— start of Exercise data —

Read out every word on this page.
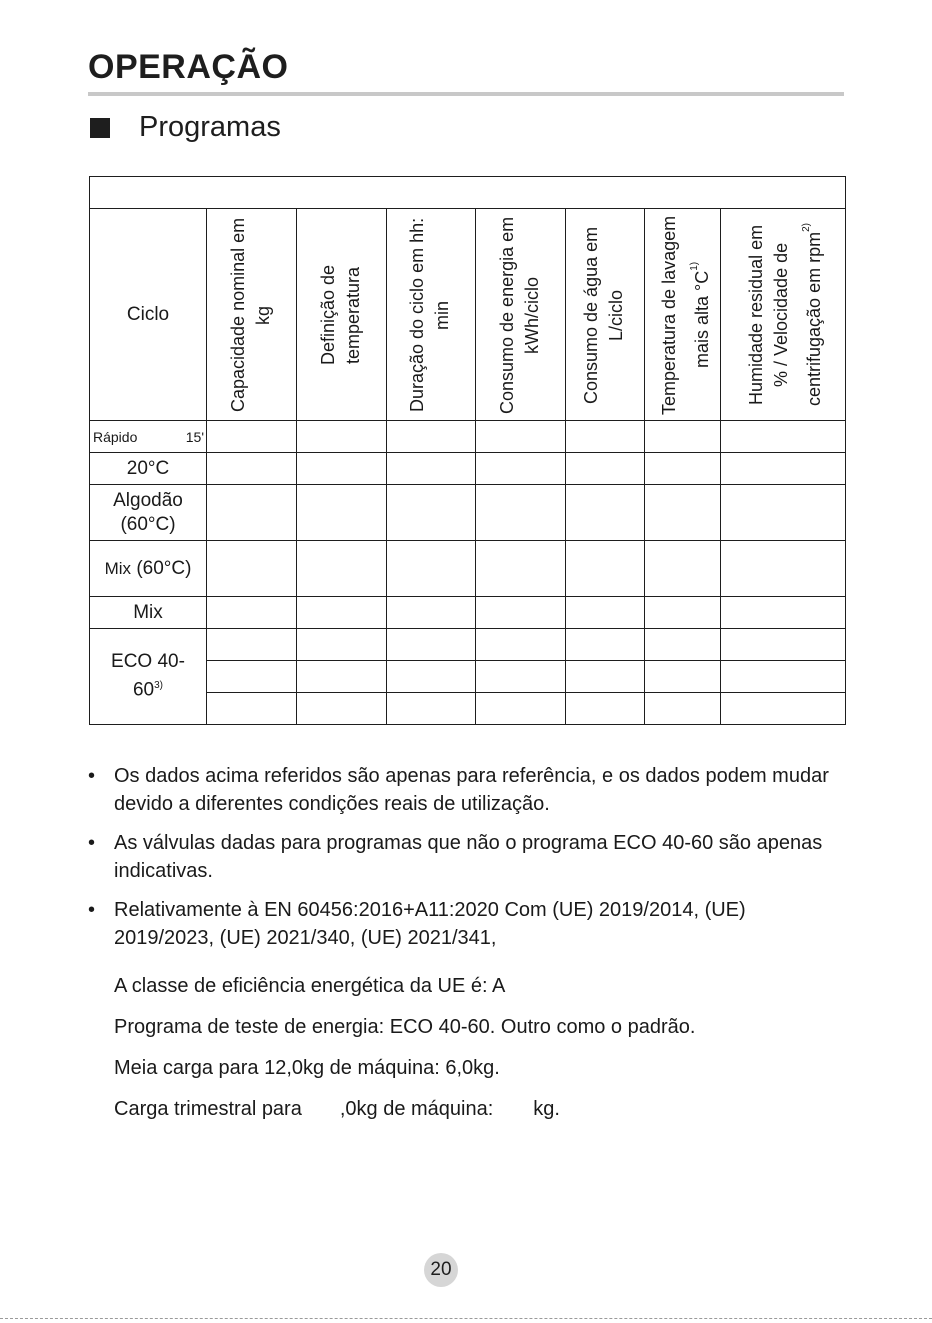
OPERAÇÃO
Programas

Ciclo	Capacidade nominal em kg	Definição de temperatura	Duração do ciclo em hh: min	Consumo de energia em kWh/ciclo	Consumo de água em L/ciclo	Temperatura de lavagem mais alta $^\circ C^{1)}$	Humidade residual em % / Velocidade de centrifugação em rpm$^{2)}$

Rápido 15'							

20°C							

Algodão
(60°C)							

Mix (60°C)							
Mix							

ECO 40-
60$^{3)}$

• Os dados acima referidos são apenas para referência, e os dados podem mudar devido a diferentes condições reais de utilização.
• As válvulas dadas para programas que não o programa ECO 40-60 são apenas indicativas.
• Relativamente à EN 60456:2016+A11:2020 Com (UE) 2019/2014, (UE) 2019/2023, (UE) 2021/340, (UE) 2021/341,
A classe de eficiência energética da UE é: A
Programa de teste de energia: ECO 40-60. Outro como o padrão.
Meia carga para 12,0kg de máquina: 6,0kg.
Carga trimestral para ,0kg de máquina: kg.
20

— end of Exercise data —

## Exercise instructions
Can you repeat every record above exactly, apart from the pictures?

## Task result
Read out every word on this page.
OPERAÇÃO
Programas

Ciclo	Capacidade nominal em kg	Definição de temperatura	Duração do ciclo em hh: min	Consumo de energia em kWh/ciclo	Consumo de água em L/ciclo	Temperatura de lavagem mais alta $^\circ C^{1)}$	Humidade residual em % / Velocidade de centrifugação em rpm$^{2)}$

Rápido 15'							

20°C							

Algodão
(60°C)							

Mix (60°C)							
Mix							

ECO 40-
60$^{3)}$

• Os dados acima referidos são apenas para referência, e os dados podem mudar devido a diferentes condições reais de utilização.
• As válvulas dadas para programas que não o programa ECO 40-60 são apenas indicativas.
• Relativamente à EN 60456:2016+A11:2020 Com (UE) 2019/2014, (UE) 2019/2023, (UE) 2021/340, (UE) 2021/341,
A classe de eficiência energética da UE é: A
Programa de teste de energia: ECO 40-60. Outro como o padrão.
Meia carga para 12,0kg de máquina: 6,0kg.
Carga trimestral para ,0kg de máquina: kg.
20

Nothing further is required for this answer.